**Task details**
Repeat the material exactly, every line of it.

**Dataset extract**
[BEGIN]

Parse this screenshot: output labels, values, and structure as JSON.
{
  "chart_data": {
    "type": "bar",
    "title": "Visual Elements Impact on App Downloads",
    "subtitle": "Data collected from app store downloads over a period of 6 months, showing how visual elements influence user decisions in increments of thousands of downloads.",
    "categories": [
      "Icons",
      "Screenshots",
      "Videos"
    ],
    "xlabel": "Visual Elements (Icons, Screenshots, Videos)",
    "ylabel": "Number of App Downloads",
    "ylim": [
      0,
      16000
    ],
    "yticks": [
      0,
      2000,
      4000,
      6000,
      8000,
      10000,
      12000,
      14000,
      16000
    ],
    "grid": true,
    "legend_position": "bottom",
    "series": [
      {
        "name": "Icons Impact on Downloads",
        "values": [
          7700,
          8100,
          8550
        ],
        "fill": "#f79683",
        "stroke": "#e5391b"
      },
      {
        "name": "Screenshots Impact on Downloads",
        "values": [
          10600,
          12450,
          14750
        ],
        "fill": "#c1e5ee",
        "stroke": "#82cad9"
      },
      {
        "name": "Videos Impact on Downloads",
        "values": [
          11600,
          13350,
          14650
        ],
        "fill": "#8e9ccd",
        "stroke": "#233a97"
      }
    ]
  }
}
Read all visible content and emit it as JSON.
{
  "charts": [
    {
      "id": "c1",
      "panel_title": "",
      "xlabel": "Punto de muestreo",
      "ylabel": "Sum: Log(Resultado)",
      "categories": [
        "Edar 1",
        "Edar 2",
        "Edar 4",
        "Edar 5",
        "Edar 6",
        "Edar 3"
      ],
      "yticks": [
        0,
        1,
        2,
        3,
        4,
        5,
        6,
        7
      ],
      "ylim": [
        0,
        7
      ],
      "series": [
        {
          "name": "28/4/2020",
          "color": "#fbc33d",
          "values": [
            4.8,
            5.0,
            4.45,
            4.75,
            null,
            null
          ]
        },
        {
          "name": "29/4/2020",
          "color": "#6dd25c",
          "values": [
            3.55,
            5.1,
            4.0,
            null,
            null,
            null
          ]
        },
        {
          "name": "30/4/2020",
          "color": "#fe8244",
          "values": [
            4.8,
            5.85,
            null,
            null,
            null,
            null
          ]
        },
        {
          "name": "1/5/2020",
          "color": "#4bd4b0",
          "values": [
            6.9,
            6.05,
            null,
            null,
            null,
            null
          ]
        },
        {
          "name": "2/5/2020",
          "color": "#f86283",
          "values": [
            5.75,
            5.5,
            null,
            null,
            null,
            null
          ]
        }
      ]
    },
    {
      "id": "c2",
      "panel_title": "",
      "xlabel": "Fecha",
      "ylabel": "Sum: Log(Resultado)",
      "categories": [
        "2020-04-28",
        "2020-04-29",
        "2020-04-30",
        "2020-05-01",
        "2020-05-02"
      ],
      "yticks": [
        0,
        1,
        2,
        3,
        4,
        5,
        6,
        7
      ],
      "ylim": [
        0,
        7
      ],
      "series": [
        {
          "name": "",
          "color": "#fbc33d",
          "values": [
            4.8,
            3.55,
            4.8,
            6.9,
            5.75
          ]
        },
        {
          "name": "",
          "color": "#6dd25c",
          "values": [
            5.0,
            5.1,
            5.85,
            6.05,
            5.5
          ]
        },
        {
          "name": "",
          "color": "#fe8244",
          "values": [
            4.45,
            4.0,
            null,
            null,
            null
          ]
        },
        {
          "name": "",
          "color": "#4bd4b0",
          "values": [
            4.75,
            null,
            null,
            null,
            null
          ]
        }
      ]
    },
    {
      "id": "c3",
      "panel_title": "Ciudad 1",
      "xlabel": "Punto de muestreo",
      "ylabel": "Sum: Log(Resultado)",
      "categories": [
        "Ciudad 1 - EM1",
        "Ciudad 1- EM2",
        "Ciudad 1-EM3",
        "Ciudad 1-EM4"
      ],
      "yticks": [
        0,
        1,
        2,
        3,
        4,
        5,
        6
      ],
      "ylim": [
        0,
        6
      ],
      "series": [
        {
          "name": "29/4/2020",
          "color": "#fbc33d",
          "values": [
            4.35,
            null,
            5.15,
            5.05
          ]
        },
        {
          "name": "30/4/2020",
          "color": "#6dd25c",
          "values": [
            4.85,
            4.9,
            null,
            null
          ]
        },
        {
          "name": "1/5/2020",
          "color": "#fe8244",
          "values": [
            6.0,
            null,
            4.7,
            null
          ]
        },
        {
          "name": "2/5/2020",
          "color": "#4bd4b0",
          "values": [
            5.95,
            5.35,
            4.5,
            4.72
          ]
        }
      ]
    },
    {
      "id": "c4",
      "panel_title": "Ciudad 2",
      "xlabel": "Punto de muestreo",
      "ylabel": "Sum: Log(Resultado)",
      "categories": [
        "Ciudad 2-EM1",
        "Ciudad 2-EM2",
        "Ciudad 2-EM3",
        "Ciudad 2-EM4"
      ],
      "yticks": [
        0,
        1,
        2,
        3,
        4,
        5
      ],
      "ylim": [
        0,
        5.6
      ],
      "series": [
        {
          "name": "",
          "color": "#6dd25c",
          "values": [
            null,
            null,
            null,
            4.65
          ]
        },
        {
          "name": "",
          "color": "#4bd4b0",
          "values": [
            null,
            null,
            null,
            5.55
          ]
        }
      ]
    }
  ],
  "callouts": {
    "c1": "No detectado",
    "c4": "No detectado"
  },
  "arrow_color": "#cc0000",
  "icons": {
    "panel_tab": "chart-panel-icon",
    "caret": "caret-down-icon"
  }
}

[END]

**Result of the task**
Parse this screenshot: output labels, values, and structure as JSON.
{
  "chart_data": {
    "type": "bar",
    "title": "Visual Elements Impact on App Downloads",
    "subtitle": "Data collected from app store downloads over a period of 6 months, showing how visual elements influence user decisions in increments of thousands of downloads.",
    "categories": [
      "Icons",
      "Screenshots",
      "Videos"
    ],
    "xlabel": "Visual Elements (Icons, Screenshots, Videos)",
    "ylabel": "Number of App Downloads",
    "ylim": [
      0,
      16000
    ],
    "yticks": [
      0,
      2000,
      4000,
      6000,
      8000,
      10000,
      12000,
      14000,
      16000
    ],
    "grid": true,
    "legend_position": "bottom",
    "series": [
      {
        "name": "Icons Impact on Downloads",
        "values": [
          7700,
          8100,
          8550
        ],
        "fill": "#f79683",
        "stroke": "#e5391b"
      },
      {
        "name": "Screenshots Impact on Downloads",
        "values": [
          10600,
          12450,
          14750
        ],
        "fill": "#c1e5ee",
        "stroke": "#82cad9"
      },
      {
        "name": "Videos Impact on Downloads",
        "values": [
          11600,
          13350,
          14650
        ],
        "fill": "#8e9ccd",
        "stroke": "#233a97"
      }
    ]
  }
}
Read all visible content and emit it as JSON.
{
  "charts": [
    {
      "id": "c1",
      "panel_title": "",
      "xlabel": "Punto de muestreo",
      "ylabel": "Sum: Log(Resultado)",
      "categories": [
        "Edar 1",
        "Edar 2",
        "Edar 4",
        "Edar 5",
        "Edar 6",
        "Edar 3"
      ],
      "yticks": [
        0,
        1,
        2,
        3,
        4,
        5,
        6,
        7
      ],
      "ylim": [
        0,
        7
      ],
      "series": [
        {
          "name": "28/4/2020",
          "color": "#fbc33d",
          "values": [
            4.8,
            5.0,
            4.45,
            4.75,
            null,
            null
          ]
        },
        {
          "name": "29/4/2020",
          "color": "#6dd25c",
          "values": [
            3.55,
            5.1,
            4.0,
            null,
            null,
            null
          ]
        },
        {
          "name": "30/4/2020",
          "color": "#fe8244",
          "values": [
            4.8,
            5.85,
            null,
            null,
            null,
            null
          ]
        },
        {
          "name": "1/5/2020",
          "color": "#4bd4b0",
          "values": [
            6.9,
            6.05,
            null,
            null,
            null,
            null
          ]
        },
        {
          "name": "2/5/2020",
          "color": "#f86283",
          "values": [
            5.75,
            5.5,
            null,
            null,
            null,
            null
          ]
        }
      ]
    },
    {
      "id": "c2",
      "panel_title": "",
      "xlabel": "Fecha",
      "ylabel": "Sum: Log(Resultado)",
      "categories": [
        "2020-04-28",
        "2020-04-29",
        "2020-04-30",
        "2020-05-01",
        "2020-05-02"
      ],
      "yticks": [
        0,
        1,
        2,
        3,
        4,
        5,
        6,
        7
      ],
      "ylim": [
        0,
        7
      ],
      "series": [
        {
          "name": "",
          "color": "#fbc33d",
          "values": [
            4.8,
            3.55,
            4.8,
            6.9,
            5.75
          ]
        },
        {
          "name": "",
          "color": "#6dd25c",
          "values": [
            5.0,
            5.1,
            5.85,
            6.05,
            5.5
          ]
        },
        {
          "name": "",
          "color": "#fe8244",
          "values": [
            4.45,
            4.0,
            null,
            null,
            null
          ]
        },
        {
          "name": "",
          "color": "#4bd4b0",
          "values": [
            4.75,
            null,
            null,
            null,
            null
          ]
        }
      ]
    },
    {
      "id": "c3",
      "panel_title": "Ciudad 1",
      "xlabel": "Punto de muestreo",
      "ylabel": "Sum: Log(Resultado)",
      "categories": [
        "Ciudad 1 - EM1",
        "Ciudad 1- EM2",
        "Ciudad 1-EM3",
        "Ciudad 1-EM4"
      ],
      "yticks": [
        0,
        1,
        2,
        3,
        4,
        5,
        6
      ],
      "ylim": [
        0,
        6
      ],
      "series": [
        {
          "name": "29/4/2020",
          "color": "#fbc33d",
          "values": [
            4.35,
            null,
            5.15,
            5.05
          ]
        },
        {
          "name": "30/4/2020",
          "color": "#6dd25c",
          "values": [
            4.85,
            4.9,
            null,
            null
          ]
        },
        {
          "name": "1/5/2020",
          "color": "#fe8244",
          "values": [
            6.0,
            null,
            4.7,
            null
          ]
        },
        {
          "name": "2/5/2020",
          "color": "#4bd4b0",
          "values": [
            5.95,
            5.35,
            4.5,
            4.72
          ]
        }
      ]
    },
    {
      "id": "c4",
      "panel_title": "Ciudad 2",
      "xlabel": "Punto de muestreo",
      "ylabel": "Sum: Log(Resultado)",
      "categories": [
        "Ciudad 2-EM1",
        "Ciudad 2-EM2",
        "Ciudad 2-EM3",
        "Ciudad 2-EM4"
      ],
      "yticks": [
        0,
        1,
        2,
        3,
        4,
        5
      ],
      "ylim": [
        0,
        5.6
      ],
      "series": [
        {
          "name": "",
          "color": "#6dd25c",
          "values": [
            null,
            null,
            null,
            4.65
          ]
        },
        {
          "name": "",
          "color": "#4bd4b0",
          "values": [
            null,
            null,
            null,
            5.55
          ]
        }
      ]
    }
  ],
  "callouts": {
    "c1": "No detectado",
    "c4": "No detectado"
  },
  "arrow_color": "#cc0000",
  "icons": {
    "panel_tab": "chart-panel-icon",
    "caret": "caret-down-icon"
  }
}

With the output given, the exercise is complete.